-- BEGIN Given passage --

Implementation of some functions of a linked list

Question

I have implemented few functions of a linked list. Feedback is welcome. Please note I have specifically avoided using pointer to pointers.

#include <stdio.h>
#include <stdlib.h>

// Node data structure inside the linked list.
struct node {
   int data;
   struct node* next;
};

struct node* BuildOneTwoThree(void);
void printList(struct node  * head);
int getListLength(struct node * head);
struct node* insertAtFront(struct node * const head, int value);
int getAt(struct node *  head, int index, int *);
struct node* insertAtBack(struct node* head, int value);

int main() {

  // Create sample linked list and obtain pointer to the head.

-- END Given passage --
-- BEGIN Information provided --

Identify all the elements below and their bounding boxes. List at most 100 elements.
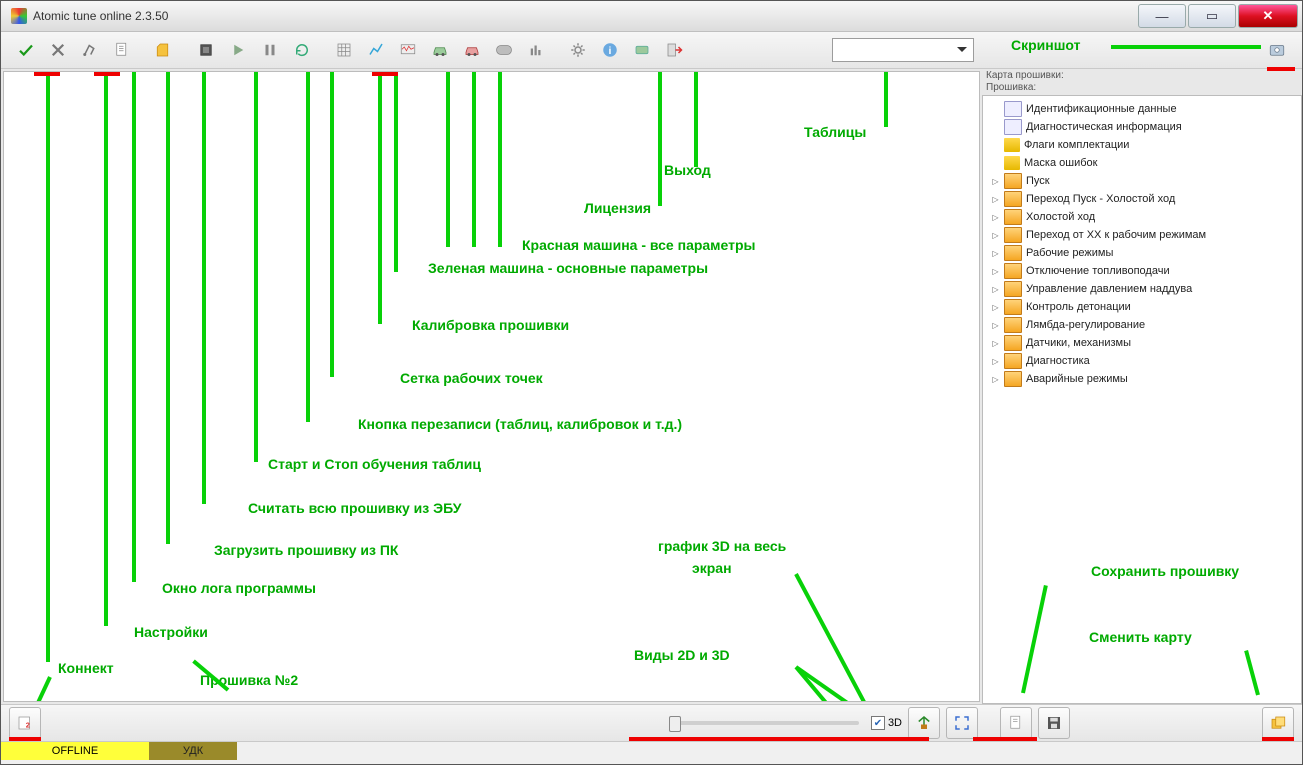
tree-item[interactable]: Флаги комплектации <box>985 136 1299 154</box>
side-header-1: Карта прошивки: <box>982 69 1302 82</box>
gear-button[interactable] <box>563 35 593 65</box>
ann-calib: Калибровка прошивки <box>412 317 569 333</box>
calibration-button[interactable] <box>361 35 391 65</box>
disconnect-button[interactable] <box>43 35 73 65</box>
tree-item[interactable]: Диагностическая информация <box>985 118 1299 136</box>
tree-item[interactable]: Идентификационные данные <box>985 100 1299 118</box>
swap-map-button[interactable] <box>1262 707 1294 739</box>
ann-views: Виды 2D и 3D <box>634 647 730 663</box>
ann-loadpc: Загрузить прошивку из ПК <box>214 542 398 558</box>
log-window-button[interactable] <box>107 35 137 65</box>
firmware2-button[interactable]: 2 <box>9 707 41 739</box>
ann-rewrite: Кнопка перезаписи (таблиц, калибровок и … <box>358 416 682 432</box>
tree-item-label: Управление давлением наддува <box>1026 283 1192 295</box>
maximize-button[interactable]: ▭ <box>1188 4 1236 28</box>
start-learn-button[interactable] <box>223 35 253 65</box>
tables-dropdown[interactable] <box>832 38 974 62</box>
license-button[interactable] <box>627 35 657 65</box>
tree-item[interactable]: ▷Контроль детонации <box>985 298 1299 316</box>
tree-item[interactable]: ▷Переход от ХХ к рабочим режимам <box>985 226 1299 244</box>
load-firmware-button[interactable] <box>149 35 179 65</box>
rewrite-button[interactable] <box>287 35 317 65</box>
tree-item-label: Аварийные режимы <box>1026 373 1128 385</box>
ann-startstop: Старт и Стоп обучения таблиц <box>268 456 481 472</box>
stop-learn-button[interactable] <box>255 35 285 65</box>
main-toolbar: i <box>1 32 1302 69</box>
ann-redcar: Красная машина - все параметры <box>522 237 756 253</box>
ann-tables: Таблицы <box>804 124 866 140</box>
tree-item[interactable]: Маска ошибок <box>985 154 1299 172</box>
close-button[interactable]: ✕ <box>1238 4 1298 28</box>
ann-license: Лицензия <box>584 200 651 216</box>
tree-item[interactable]: ▷Холостой ход <box>985 208 1299 226</box>
ann-readecu: Считать всю прошивку из ЭБУ <box>248 500 462 516</box>
status-offline: OFFLINE <box>1 742 149 760</box>
green-car-button[interactable] <box>425 35 455 65</box>
info-button[interactable]: i <box>595 35 625 65</box>
tree-item[interactable]: ▷Управление давлением наддува <box>985 280 1299 298</box>
3d-checkbox[interactable]: ✔3D <box>871 716 902 730</box>
ann-grid: Сетка рабочих точек <box>400 370 543 386</box>
tree-item[interactable]: ▷Датчики, механизмы <box>985 334 1299 352</box>
brain-button[interactable] <box>489 35 519 65</box>
ann-full3d1: график 3D на весь <box>658 538 786 554</box>
bars-button[interactable] <box>521 35 551 65</box>
tree-item-label: Датчики, механизмы <box>1026 337 1131 349</box>
exit-button[interactable] <box>659 35 689 65</box>
tree-item[interactable]: ▷Лямбда-регулирование <box>985 316 1299 334</box>
tree-item[interactable]: ▷Отключение топливоподачи <box>985 262 1299 280</box>
tree-item[interactable]: ▷Диагностика <box>985 352 1299 370</box>
app-logo-icon <box>11 8 27 24</box>
tree-item-label: Переход Пуск - Холостой ход <box>1026 193 1175 205</box>
tree-item-label: Диагностическая информация <box>1026 121 1182 133</box>
oscilloscope-button[interactable] <box>393 35 423 65</box>
tree-item-label: Холостой ход <box>1026 211 1095 223</box>
tree-item-label: Маска ошибок <box>1024 157 1097 169</box>
tree-item[interactable]: ▷Рабочие режимы <box>985 244 1299 262</box>
minimize-button[interactable]: — <box>1138 4 1186 28</box>
ann-connect: Коннект <box>58 660 114 676</box>
ann-logwin: Окно лога программы <box>162 580 316 596</box>
ann-greencar: Зеленая машина - основные параметры <box>428 260 708 276</box>
screenshot-button[interactable] <box>1262 35 1292 65</box>
main-canvas: Таблицы Выход Лицензия Красная машина - … <box>3 71 980 702</box>
tree-item[interactable]: ▷Переход Пуск - Холостой ход <box>985 190 1299 208</box>
side-header-2: Прошивка: <box>982 82 1302 95</box>
connect-button[interactable] <box>11 35 41 65</box>
save-firmware-button[interactable] <box>1000 707 1032 739</box>
tree-item-label: Отключение топливоподачи <box>1026 265 1170 277</box>
view-2d3d-button[interactable] <box>908 707 940 739</box>
tree-item[interactable]: ▷Аварийные режимы <box>985 370 1299 388</box>
tree-item-label: Диагностика <box>1026 355 1090 367</box>
red-car-button[interactable] <box>457 35 487 65</box>
tree-item[interactable]: ▷Пуск <box>985 172 1299 190</box>
svg-text:2: 2 <box>26 721 30 730</box>
svg-text:i: i <box>609 45 612 57</box>
title-bar: Atomic tune online 2.3.50 — ▭ ✕ <box>1 1 1302 32</box>
tree-item-label: Переход от ХХ к рабочим режимам <box>1026 229 1206 241</box>
firmware-tree[interactable]: Идентификационные данные Диагностическая … <box>982 95 1302 704</box>
bottom-bar: 2 ✔3D <box>1 704 1302 741</box>
body-area: Таблицы Выход Лицензия Красная машина - … <box>1 69 1302 704</box>
read-ecu-button[interactable] <box>191 35 221 65</box>
tree-item-label: Контроль детонации <box>1026 301 1131 313</box>
status-udk: УДК <box>149 742 237 760</box>
status-bar: OFFLINE УДК <box>1 741 1302 764</box>
ann-full3d2: экран <box>692 560 732 576</box>
window-title: Atomic tune online 2.3.50 <box>33 9 1138 23</box>
grid-points-button[interactable] <box>329 35 359 65</box>
view-slider[interactable] <box>669 721 859 725</box>
tree-item-label: Рабочие режимы <box>1026 247 1113 259</box>
ann-exit: Выход <box>664 162 711 178</box>
settings-button[interactable] <box>75 35 105 65</box>
tree-item-label: Пуск <box>1026 175 1050 187</box>
save-disk-button[interactable] <box>1038 707 1070 739</box>
tree-item-label: Флаги комплектации <box>1024 139 1129 151</box>
side-column: Карта прошивки: Прошивка: Идентификацион… <box>982 69 1302 704</box>
tree-item-label: Лямбда-регулирование <box>1026 319 1145 331</box>
ann-fw2: Прошивка №2 <box>200 672 298 688</box>
ann-settings: Настройки <box>134 624 208 640</box>
tree-item-label: Идентификационные данные <box>1026 103 1177 115</box>
fullscreen-3d-button[interactable] <box>946 707 978 739</box>
app-window: Atomic tune online 2.3.50 — ▭ ✕ i <box>0 0 1303 765</box>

-- END Information provided --

What is asked -
1. Reproduce the part of the linked list post that starts at "Implementation of some" and ends at "pointer to pointers.".
2. Put this sentence from the linked list post into Spanish: "Please note I have specifically avoided using pointer to pointers."
3. Carry on the linked list post's C code from its last line.

Responses for each task -
1.
Implementation of some functions of a linked list

Question

I have implemented few functions of a linked list. Feedback is welcome. Please note I have specifically avoided using pointer to pointers.

2. Tenga en cuenta que he evitado específicamente usar punteros a punteros.

3.
  struct node * head = NULL; 
  head = insertAtBack(head, 700);
  head = insertAtFront(head, 12);
  head = insertAtFront(head, 3);
  head = insertAtFront(head, 5);
  head = insertAtFront(head, 55);
  head = insertAtBack(head, 333);

  printList(head);

  printf("List length is: %d\n", getListLength(head));

  return 0;  
}

///
//
// Create a sample linked list with three nodes
// connected to each other.
//
// Parameter:
//  nothing.
// Return
//  pointer to the head of the linked list that was built.
//
struct node* BuildOneTwoThree(void)
{
  struct node * one = NULL;
  struct node * two = NULL; 
  struct node * three = NULL;

  //
  // Allocate memory for (three) nodes
  //
  one = malloc(sizeof(struct node));
  if(one == NULL) return NULL;

  two = malloc(sizeof(struct node));  
  if(two == NULL)
  {
    free(one);
    return NULL;
  }

  three = malloc(sizeof(struct node));
  if(three == NULL)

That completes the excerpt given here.